◆ **Trecho selecionado**
- - - - - - -

Discoteca Básica Bizz #141: The Smiths - The Queen is Dead (1986)


Talvez ainda seja cedo demais para avaliar o verdadeiro impacto dos Smiths na história do rock e da cultura pop. Poucas vezes foi tão rápido e fácil conquistar a adulação simultânea de público e crítica, pelo menos na velha Grã-Bretanha. E as primeiras manifestações mágicas da parceria Morrissey/Marr - singles preciosos como "Hand in Glove" e "What Difference Does It Make?" - já chegaram com sabor de clássicos instantâneos. Por outro lado, não é nada fácil encontrar traços de suas influências na atual geração de bandas.

Os Smiths foram o último suspiro de originalidade no rock britânico, a última banda relevante da explosão indie e o último legado da linhagem de Manchester, que havia dado Buzzcocks e Joy Division. Seus verdadeiros trunfos estavam em suas excentricidades: conseguiram soar ao mesmo tempo extremamente punk e pop, sem contar o homoerotismo celibatário, sem plumas ou paetês, desconcertante para os padrões da usina de entretenimento infantojuvenil.

O grupo estava mais que estabelecido no Olimpo do estrelato quando atingiu a maturidade e a perfeição em The Queen is Dead. O disco implodia de maneira grandiloquente a enxuta estrutura musical da banda. Uma orquestra de cordas transformando algumas das canções em verdadeiros épicos era o gesto de maior risco, tornando o som dos Smiths mais deslocado no tempo do que nunca. Este era o caso da ultra debochada faixa-título, do romantismo suicida de "There is a Light That Never Goes Out” e da quase patológica "I Know It's Over", certamente o momento mais ousado de Morrissey, compondo uma dilacerante canção de amor e adeus para a própria mãe.

- - - - - - -

◆ **Lista de registros**
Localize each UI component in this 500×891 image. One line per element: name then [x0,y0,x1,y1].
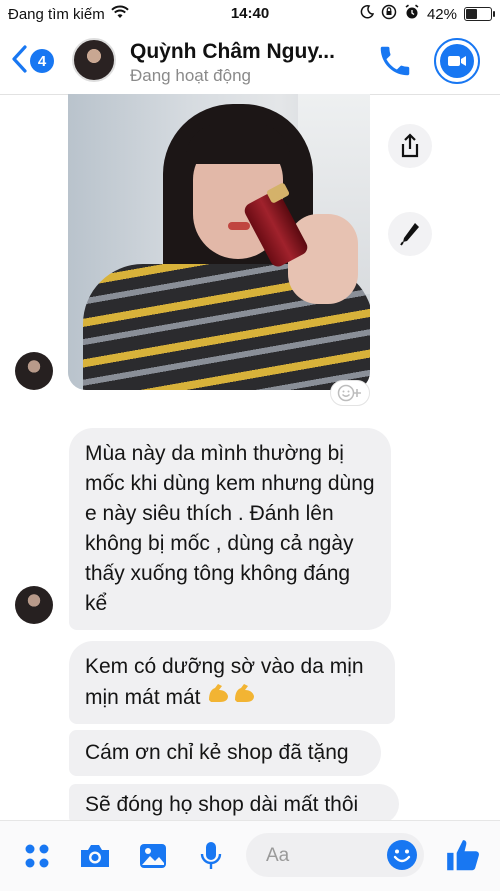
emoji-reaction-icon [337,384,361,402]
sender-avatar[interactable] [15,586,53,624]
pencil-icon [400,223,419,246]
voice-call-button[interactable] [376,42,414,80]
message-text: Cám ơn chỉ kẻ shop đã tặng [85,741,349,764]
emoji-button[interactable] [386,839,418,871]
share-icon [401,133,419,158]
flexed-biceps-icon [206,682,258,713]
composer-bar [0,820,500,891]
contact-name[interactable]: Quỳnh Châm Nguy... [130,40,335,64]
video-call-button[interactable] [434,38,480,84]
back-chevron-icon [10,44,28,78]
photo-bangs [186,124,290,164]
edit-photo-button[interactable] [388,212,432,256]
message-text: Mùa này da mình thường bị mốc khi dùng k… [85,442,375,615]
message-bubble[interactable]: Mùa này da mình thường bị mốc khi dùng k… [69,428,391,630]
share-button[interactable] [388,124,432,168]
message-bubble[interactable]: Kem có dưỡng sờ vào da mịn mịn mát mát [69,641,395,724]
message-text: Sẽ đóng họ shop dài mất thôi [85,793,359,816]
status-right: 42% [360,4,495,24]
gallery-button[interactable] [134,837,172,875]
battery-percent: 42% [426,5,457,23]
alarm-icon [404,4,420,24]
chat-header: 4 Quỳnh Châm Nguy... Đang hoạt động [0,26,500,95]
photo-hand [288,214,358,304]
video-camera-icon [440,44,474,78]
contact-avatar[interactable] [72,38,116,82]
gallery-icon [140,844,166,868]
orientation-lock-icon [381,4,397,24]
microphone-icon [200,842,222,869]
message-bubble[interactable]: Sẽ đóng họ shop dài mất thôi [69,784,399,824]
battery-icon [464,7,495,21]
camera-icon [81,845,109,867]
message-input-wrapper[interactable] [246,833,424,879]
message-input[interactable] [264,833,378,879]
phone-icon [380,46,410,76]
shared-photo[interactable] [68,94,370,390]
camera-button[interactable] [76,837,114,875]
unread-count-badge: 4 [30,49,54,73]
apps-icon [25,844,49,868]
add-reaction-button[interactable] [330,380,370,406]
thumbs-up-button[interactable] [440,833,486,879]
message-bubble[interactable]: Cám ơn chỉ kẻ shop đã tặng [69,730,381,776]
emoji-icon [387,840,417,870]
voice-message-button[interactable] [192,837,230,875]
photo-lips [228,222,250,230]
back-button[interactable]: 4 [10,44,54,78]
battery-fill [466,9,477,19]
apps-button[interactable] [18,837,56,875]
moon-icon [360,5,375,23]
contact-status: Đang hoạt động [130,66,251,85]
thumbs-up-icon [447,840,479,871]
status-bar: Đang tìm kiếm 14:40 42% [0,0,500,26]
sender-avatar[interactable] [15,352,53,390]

- - - - - - -

◆ **Detalhes do exercício**
Cite, na resenha sobre The Queen is Dead, o trecho que vai de "Talvez ainda seja" até "geração de bandas.".

◆ **Resposta do exercício**
Talvez ainda seja cedo demais para avaliar o verdadeiro impacto dos Smiths na história do rock e da cultura pop. Poucas vezes foi tão rápido e fácil conquistar a adulação simultânea de público e crítica, pelo menos na velha Grã-Bretanha. E as primeiras manifestações mágicas da parceria Morrissey/Marr - singles preciosos como "Hand in Glove" e "What Difference Does It Make?" - já chegaram com sabor de clássicos instantâneos. Por outro lado, não é nada fácil encontrar traços de suas influências na atual geração de bandas.